_WORK TO DO_
Find the lines holding "sono" and copy them.

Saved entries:
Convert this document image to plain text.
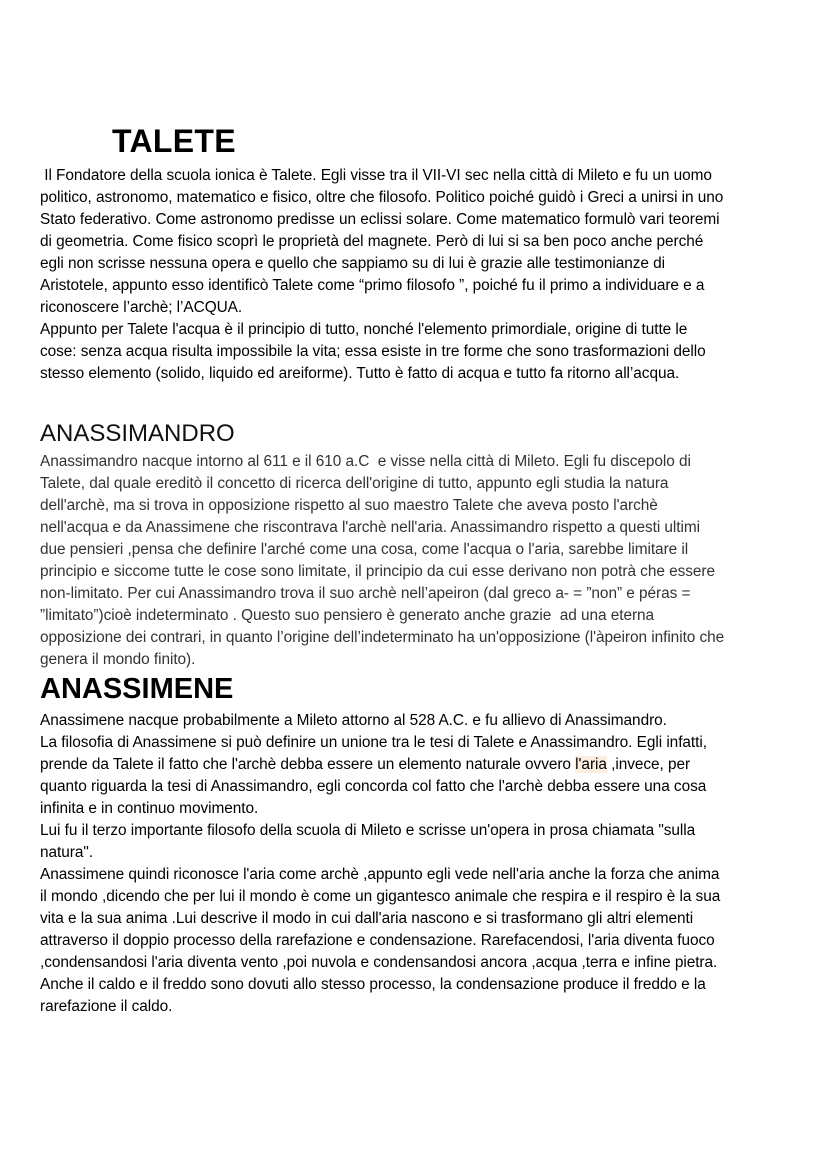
TALETE
Il Fondatore della scuola ionica è Talete. Egli visse tra il VII-VI sec nella città di Mileto e fu un uomo
politico, astronomo, matematico e fisico, oltre che filosofo. Politico poiché guidò i Greci a unirsi in uno
Stato federativo. Come astronomo predisse un eclissi solare. Come matematico formulò vari teoremi
di geometria. Come fisico scoprì le proprietà del magnete. Però di lui si sa ben poco anche perché
egli non scrisse nessuna opera e quello che sappiamo su di lui è grazie alle testimonianze di
Aristotele, appunto esso identificò Talete come “primo filosofo ”, poiché fu il primo a individuare e a
riconoscere l’archè; l’ACQUA.
Appunto per Talete l'acqua è il principio di tutto, nonché l'elemento primordiale, origine di tutte le
cose: senza acqua risulta impossibile la vita; essa esiste in tre forme che sono trasformazioni dello
stesso elemento (solido, liquido ed areiforme). Tutto è fatto di acqua e tutto fa ritorno all’acqua.
ANASSIMANDRO
Anassimandro nacque intorno al 611 e il 610 a.C  e visse nella città di Mileto. Egli fu discepolo di
Talete, dal quale ereditò il concetto di ricerca dell'origine di tutto, appunto egli studia la natura
dell'archè, ma si trova in opposizione rispetto al suo maestro Talete che aveva posto l'archè
nell'acqua e da Anassimene che riscontrava l'archè nell'aria. Anassimandro rispetto a questi ultimi
due pensieri ,pensa che definire l'arché come una cosa, come l'acqua o l'aria, sarebbe limitare il
principio e siccome tutte le cose sono limitate, il principio da cui esse derivano non potrà che essere
non-limitato. Per cui Anassimandro trova il suo archè nell’apeiron (dal greco a- = ”non” e péras =
”limitato”)cioè indeterminato . Questo suo pensiero è generato anche grazie  ad una eterna
opposizione dei contrari, in quanto l’origine dell’indeterminato ha un'opposizione (l'àpeiron infinito che
genera il mondo finito).
ANASSIMENE
Anassimene nacque probabilmente a Mileto attorno al 528 A.C. e fu allievo di Anassimandro.
La filosofia di Anassimene si può definire un unione tra le tesi di Talete e Anassimandro. Egli infatti,
prende da Talete il fatto che l'archè debba essere un elemento naturale ovvero l'aria ,invece, per
quanto riguarda la tesi di Anassimandro, egli concorda col fatto che l'archè debba essere una cosa
infinita e in continuo movimento.
Lui fu il terzo importante filosofo della scuola di Mileto e scrisse un'opera in prosa chiamata "sulla
natura".
Anassimene quindi riconosce l'aria come archè ,appunto egli vede nell'aria anche la forza che anima
il mondo ,dicendo che per lui il mondo è come un gigantesco animale che respira e il respiro è la sua
vita e la sua anima .Lui descrive il modo in cui dall'aria nascono e si trasformano gli altri elementi
attraverso il doppio processo della rarefazione e condensazione. Rarefacendosi, l'aria diventa fuoco
,condensandosi l'aria diventa vento ,poi nuvola e condensandosi ancora ,acqua ,terra e infine pietra.
Anche il caldo e il freddo sono dovuti allo stesso processo, la condensazione produce il freddo e la
rarefazione il caldo.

_FINAL ANSWER_
cose: senza acqua risulta impossibile la vita; essa esiste in tre forme che sono trasformazioni dello
principio e siccome tutte le cose sono limitate, il principio da cui esse derivano non potrà che essere
Anche il caldo e il freddo sono dovuti allo stesso processo, la condensazione produce il freddo e la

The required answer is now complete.